■ **What is being asked**:
Your task is to extract every entry that follows word for word while excluding the pictures.

■ **Entries provided**:
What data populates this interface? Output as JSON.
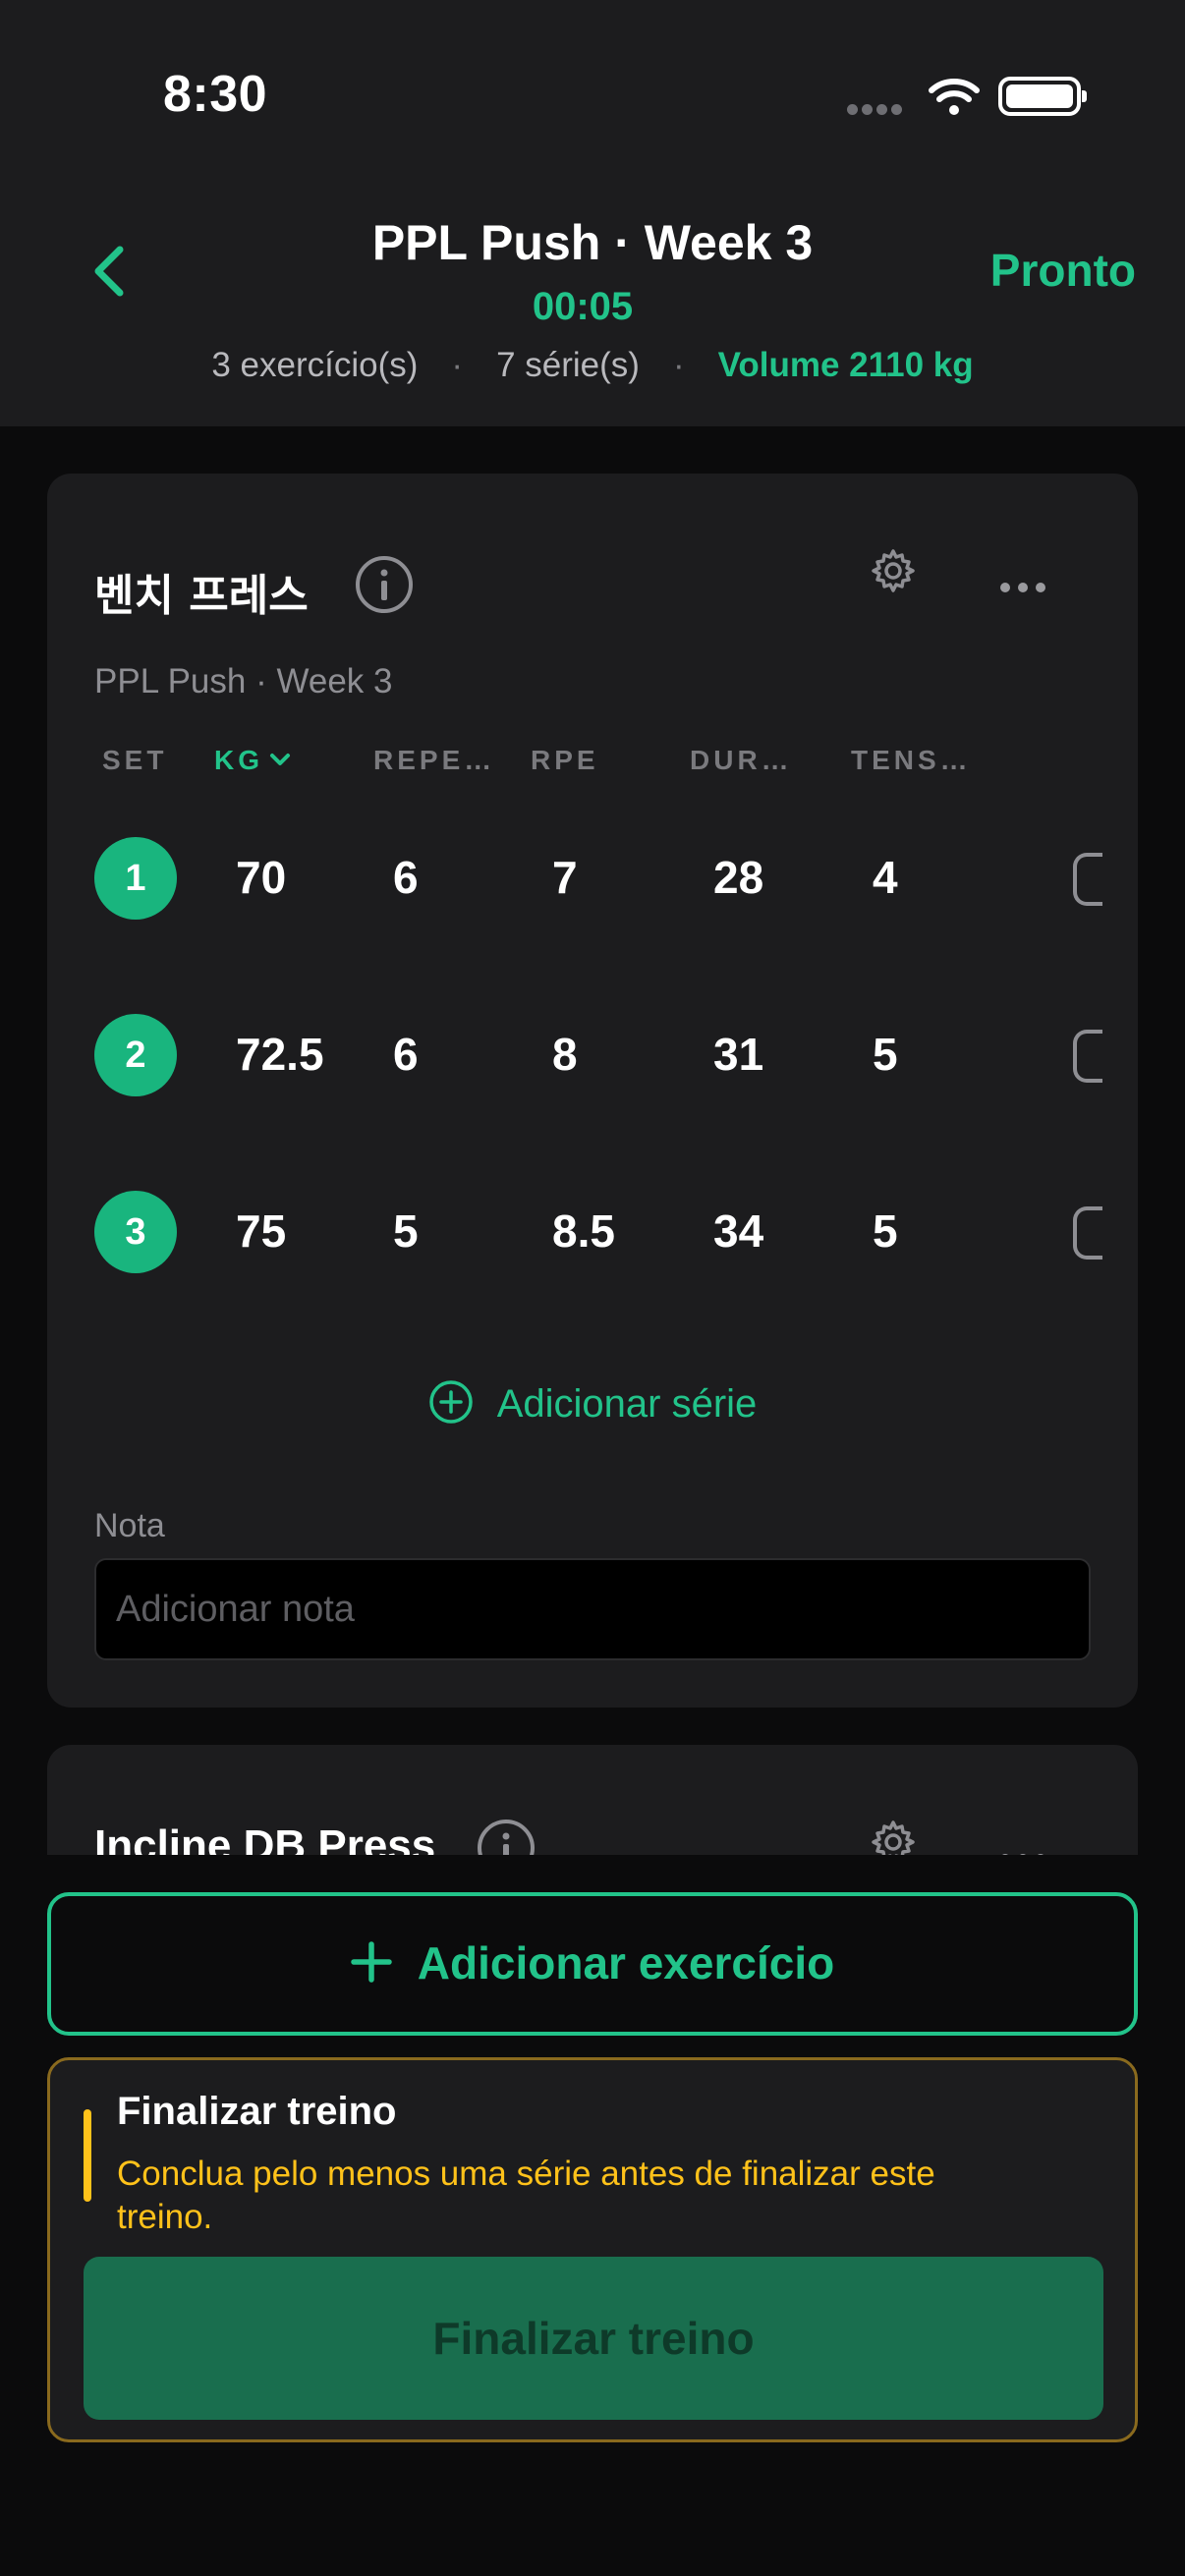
{
  "status_bar": {
    "time": "8:30"
  },
  "header": {
    "title": "PPL Push · Week 3",
    "timer": "00:05",
    "done_label": "Pronto",
    "exercise_count": "3 exercício(s)",
    "set_count": "7 série(s)",
    "volume": "Volume 2110 kg",
    "separator": "·"
  },
  "exercises": [
    {
      "name": "벤치 프레스",
      "subtitle": "PPL Push · Week 3",
      "columns": [
        "SET",
        "KG",
        "REPE…",
        "RPE",
        "DUR…",
        "TENS…"
      ],
      "sets": [
        {
          "set": "1",
          "kg": "70",
          "reps": "6",
          "rpe": "7",
          "duration": "28",
          "tension": "4"
        },
        {
          "set": "2",
          "kg": "72.5",
          "reps": "6",
          "rpe": "8",
          "duration": "31",
          "tension": "5"
        },
        {
          "set": "3",
          "kg": "75",
          "reps": "5",
          "rpe": "8.5",
          "duration": "34",
          "tension": "5"
        }
      ],
      "add_set_label": "Adicionar série",
      "note_label": "Nota",
      "note_placeholder": "Adicionar nota"
    },
    {
      "name": "Incline DB Press"
    }
  ],
  "bottom": {
    "add_exercise_label": "Adicionar exercício",
    "finish_title": "Finalizar treino",
    "finish_message": "Conclua pelo menos uma série antes de finalizar este treino.",
    "finish_button_label": "Finalizar treino"
  },
  "colors": {
    "accent": "#22c38a",
    "warning": "#ffc21a",
    "card": "#1c1c1e",
    "background": "#0b0b0c"
  },
  "icons": [
    "back-chevron-icon",
    "info-icon",
    "gear-icon",
    "more-icon",
    "plus-circle-icon",
    "plus-icon",
    "wifi-icon",
    "battery-icon",
    "signal-icon"
  ]
}
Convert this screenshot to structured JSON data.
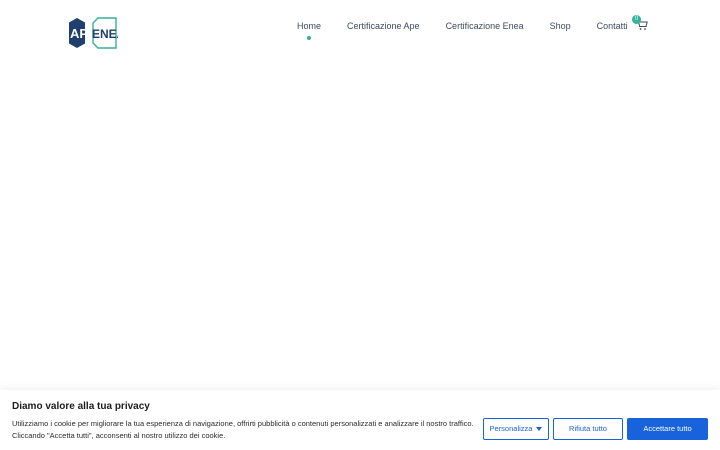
{
  "logo": {
    "part1": "AP",
    "part2": "ENEA"
  },
  "nav": {
    "items": [
      {
        "label": "Home",
        "active": true
      },
      {
        "label": "Certificazione Ape",
        "active": false
      },
      {
        "label": "Certificazione Enea",
        "active": false
      },
      {
        "label": "Shop",
        "active": false
      },
      {
        "label": "Contatti",
        "active": false
      }
    ]
  },
  "cart": {
    "count": "0",
    "icon": "cart-icon"
  },
  "cookie": {
    "title": "Diamo valore alla tua privacy",
    "text_line1": "Utilizziamo i cookie per migliorare la tua esperienza di navigazione, offrirti pubblicità o contenuti personalizzati e analizzare il nostro traffico.",
    "text_line2": "Cliccando \"Accetta tutti\", acconsenti al nostro utilizzo dei cookie.",
    "personalizza_label": "Personalizza",
    "rifiuta_label": "Rifiuta tutto",
    "accetta_label": "Accettare tutto"
  },
  "colors": {
    "accent": "#2fb39a",
    "brand_navy": "#1f3f6e",
    "button_blue": "#1863dc"
  }
}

■ **Output for this exercise**:
What data populates this interface? Output as JSON.
{
  "status_bar": {
    "time": "8:30"
  },
  "header": {
    "title": "PPL Push · Week 3",
    "timer": "00:05",
    "done_label": "Pronto",
    "exercise_count": "3 exercício(s)",
    "set_count": "7 série(s)",
    "volume": "Volume 2110 kg",
    "separator": "·"
  },
  "exercises": [
    {
      "name": "벤치 프레스",
      "subtitle": "PPL Push · Week 3",
      "columns": [
        "SET",
        "KG",
        "REPE…",
        "RPE",
        "DUR…",
        "TENS…"
      ],
      "sets": [
        {
          "set": "1",
          "kg": "70",
          "reps": "6",
          "rpe": "7",
          "duration": "28",
          "tension": "4"
        },
        {
          "set": "2",
          "kg": "72.5",
          "reps": "6",
          "rpe": "8",
          "duration": "31",
          "tension": "5"
        },
        {
          "set": "3",
          "kg": "75",
          "reps": "5",
          "rpe": "8.5",
          "duration": "34",
          "tension": "5"
        }
      ],
      "add_set_label": "Adicionar série",
      "note_label": "Nota",
      "note_placeholder": "Adicionar nota"
    },
    {
      "name": "Incline DB Press"
    }
  ],
  "bottom": {
    "add_exercise_label": "Adicionar exercício",
    "finish_title": "Finalizar treino",
    "finish_message": "Conclua pelo menos uma série antes de finalizar este treino.",
    "finish_button_label": "Finalizar treino"
  },
  "colors": {
    "accent": "#22c38a",
    "warning": "#ffc21a",
    "card": "#1c1c1e",
    "background": "#0b0b0c"
  },
  "icons": [
    "back-chevron-icon",
    "info-icon",
    "gear-icon",
    "more-icon",
    "plus-circle-icon",
    "plus-icon",
    "wifi-icon",
    "battery-icon",
    "signal-icon"
  ]
}
Convert this screenshot to structured JSON data.
{
  "logo": {
    "part1": "AP",
    "part2": "ENEA"
  },
  "nav": {
    "items": [
      {
        "label": "Home",
        "active": true
      },
      {
        "label": "Certificazione Ape",
        "active": false
      },
      {
        "label": "Certificazione Enea",
        "active": false
      },
      {
        "label": "Shop",
        "active": false
      },
      {
        "label": "Contatti",
        "active": false
      }
    ]
  },
  "cart": {
    "count": "0",
    "icon": "cart-icon"
  },
  "cookie": {
    "title": "Diamo valore alla tua privacy",
    "text_line1": "Utilizziamo i cookie per migliorare la tua esperienza di navigazione, offrirti pubblicità o contenuti personalizzati e analizzare il nostro traffico.",
    "text_line2": "Cliccando \"Accetta tutti\", acconsenti al nostro utilizzo dei cookie.",
    "personalizza_label": "Personalizza",
    "rifiuta_label": "Rifiuta tutto",
    "accetta_label": "Accettare tutto"
  },
  "colors": {
    "accent": "#2fb39a",
    "brand_navy": "#1f3f6e",
    "button_blue": "#1863dc"
  }
}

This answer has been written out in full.